*Your objective:* Without the images, print all the entries below exactly as given.

───── Rows

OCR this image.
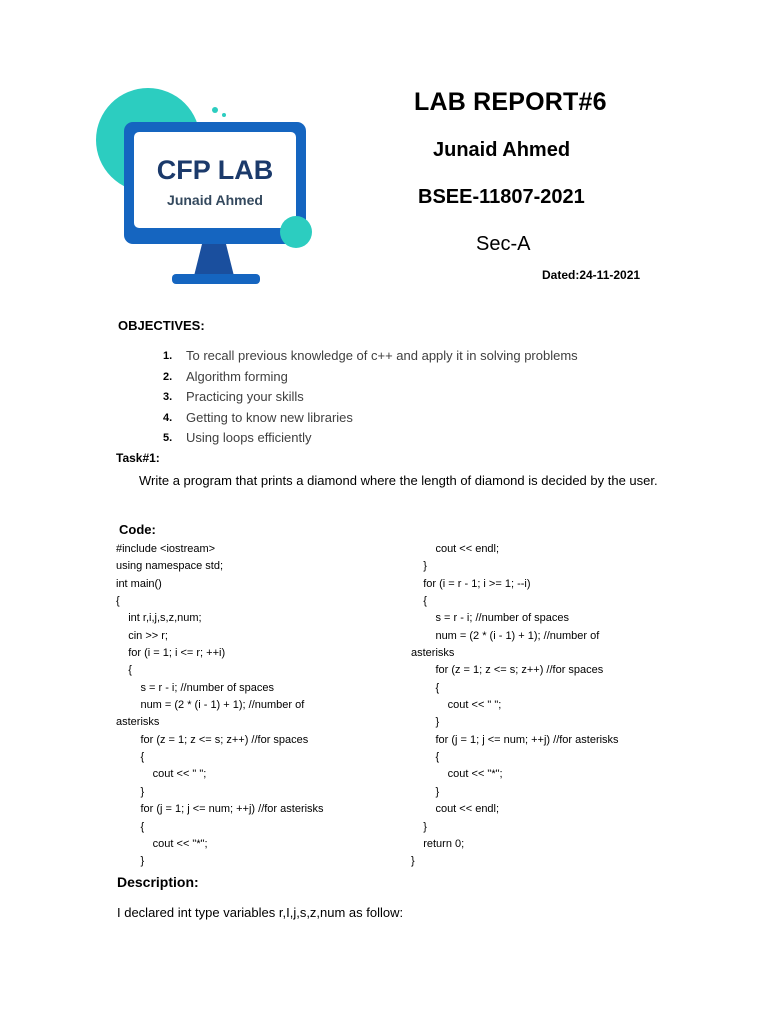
CFP LAB
Junaid Ahmed
LAB REPORT#6
Junaid Ahmed
BSEE-11807-2021
Sec-A
Dated:24-11-2021
OBJECTIVES:
1.	To recall previous knowledge of c++ and apply it in solving problems
2.	Algorithm forming
3.	Practicing your skills
4.	Getting to know new libraries
5.	Using loops efficiently
Task#1:
Write a program that prints a diamond where the length of diamond is decided by the user.
Code:
#include <iostream>
using namespace std;
int main()
{
int r,i,j,s,z,num;
cin >> r;
for (i = 1; i <= r; ++i)
{
s = r - i; //number of spaces
num = (2 * (i - 1) + 1); //number of
asterisks
for (z = 1; z <= s; z++) //for spaces
{
cout << " ";
}
for (j = 1; j <= num; ++j) //for asterisks
{
cout << "*";
}
cout << endl;
}
for (i = r - 1; i >= 1; --i)
{
s = r - i; //number of spaces
num = (2 * (i - 1) + 1); //number of
asterisks
for (z = 1; z <= s; z++) //for spaces
{
cout << " ";
}
for (j = 1; j <= num; ++j) //for asterisks
{
cout << "*";
}
cout << endl;
}
return 0;
}
Description:
I declared int type variables r,I,j,s,z,num as follow:
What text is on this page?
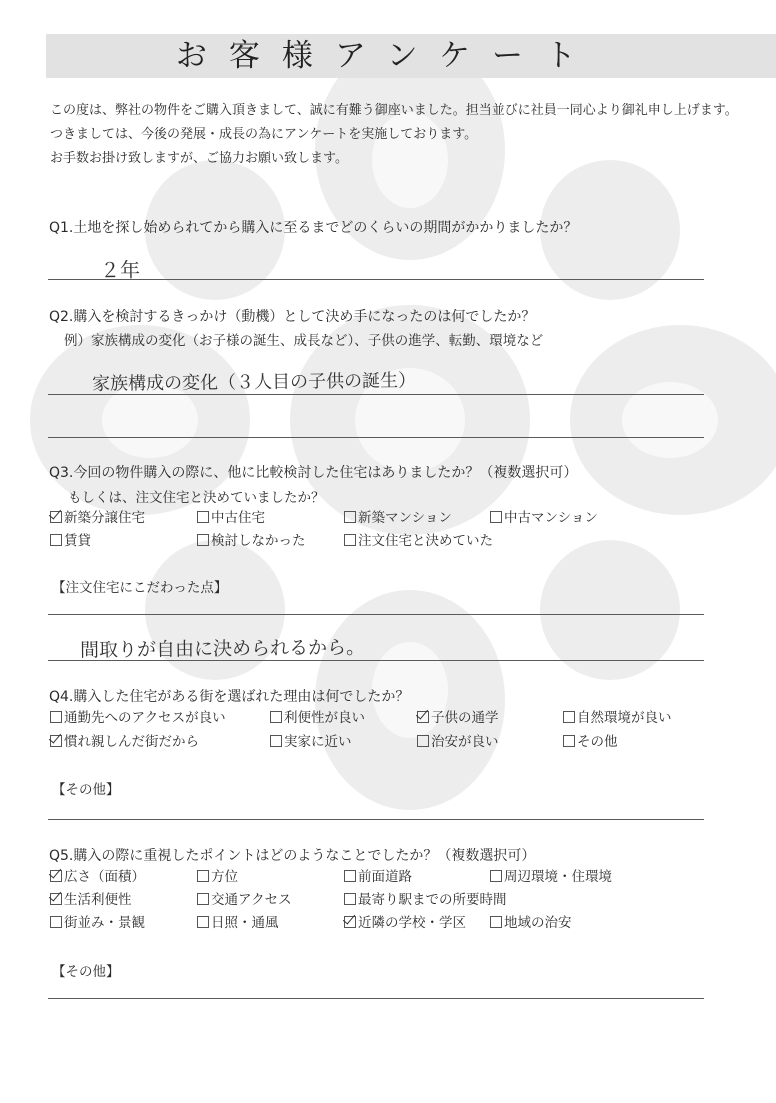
お客様アンケート
この度は、弊社の物件をご購入頂きまして、誠に有難う御座いました。担当並びに社員一同心より御礼申し上げます。
つきましては、今後の発展・成長の為にアンケートを実施しております。
お手数お掛け致しますが、ご協力お願い致します。
Q1.土地を探し始められてから購入に至るまでどのくらいの期間がかかりましたか？
２年
Q2.購入を検討するきっかけ（動機）として決め手になったのは何でしたか？
例）家族構成の変化（お子様の誕生、成長など）、子供の進学、転勤、環境など
家族構成の変化（３人目の子供の誕生）
Q3.今回の物件購入の際に、他に比較検討した住宅はありましたか？（複数選択可）
もしくは、注文住宅と決めていましたか？
新築分譲住宅	中古住宅	新築マンション	中古マンション
賃貸	検討しなかった	注文住宅と決めていた
【注文住宅にこだわった点】
間取りが自由に決められるから。
Q4.購入した住宅がある街を選ばれた理由は何でしたか？
通勤先へのアクセスが良い	利便性が良い	子供の通学	自然環境が良い
慣れ親しんだ街だから	実家に近い	治安が良い	その他
【その他】
Q5.購入の際に重視したポイントはどのようなことでしたか？（複数選択可）
広さ（面積）	方位	前面道路	周辺環境・住環境
生活利便性	交通アクセス	最寄り駅までの所要時間
街並み・景観	日照・通風	近隣の学校・学区	地域の治安
【その他】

──────────

*Result below:*
OCR this image.
CFP LAB
Junaid Ahmed
LAB REPORT#6
Junaid Ahmed
BSEE-11807-2021
Sec-A
Dated:24-11-2021
OBJECTIVES:
1.	To recall previous knowledge of c++ and apply it in solving problems
2.	Algorithm forming
3.	Practicing your skills
4.	Getting to know new libraries
5.	Using loops efficiently
Task#1:
Write a program that prints a diamond where the length of diamond is decided by the user.
Code:
#include <iostream>
using namespace std;
int main()
{
int r,i,j,s,z,num;
cin >> r;
for (i = 1; i <= r; ++i)
{
s = r - i; //number of spaces
num = (2 * (i - 1) + 1); //number of
asterisks
for (z = 1; z <= s; z++) //for spaces
{
cout << " ";
}
for (j = 1; j <= num; ++j) //for asterisks
{
cout << "*";
}
cout << endl;
}
for (i = r - 1; i >= 1; --i)
{
s = r - i; //number of spaces
num = (2 * (i - 1) + 1); //number of
asterisks
for (z = 1; z <= s; z++) //for spaces
{
cout << " ";
}
for (j = 1; j <= num; ++j) //for asterisks
{
cout << "*";
}
cout << endl;
}
return 0;
}
Description:
I declared int type variables r,I,j,s,z,num as follow:
What text is on this page?
お客様アンケート
この度は、弊社の物件をご購入頂きまして、誠に有難う御座いました。担当並びに社員一同心より御礼申し上げます。
つきましては、今後の発展・成長の為にアンケートを実施しております。
お手数お掛け致しますが、ご協力お願い致します。
Q1.土地を探し始められてから購入に至るまでどのくらいの期間がかかりましたか？
２年
Q2.購入を検討するきっかけ（動機）として決め手になったのは何でしたか？
例）家族構成の変化（お子様の誕生、成長など）、子供の進学、転勤、環境など
家族構成の変化（３人目の子供の誕生）
Q3.今回の物件購入の際に、他に比較検討した住宅はありましたか？（複数選択可）
もしくは、注文住宅と決めていましたか？
新築分譲住宅	中古住宅	新築マンション	中古マンション
賃貸	検討しなかった	注文住宅と決めていた
【注文住宅にこだわった点】
間取りが自由に決められるから。
Q4.購入した住宅がある街を選ばれた理由は何でしたか？
通勤先へのアクセスが良い	利便性が良い	子供の通学	自然環境が良い
慣れ親しんだ街だから	実家に近い	治安が良い	その他
【その他】
Q5.購入の際に重視したポイントはどのようなことでしたか？（複数選択可）
広さ（面積）	方位	前面道路	周辺環境・住環境
生活利便性	交通アクセス	最寄り駅までの所要時間
街並み・景観	日照・通風	近隣の学校・学区	地域の治安
【その他】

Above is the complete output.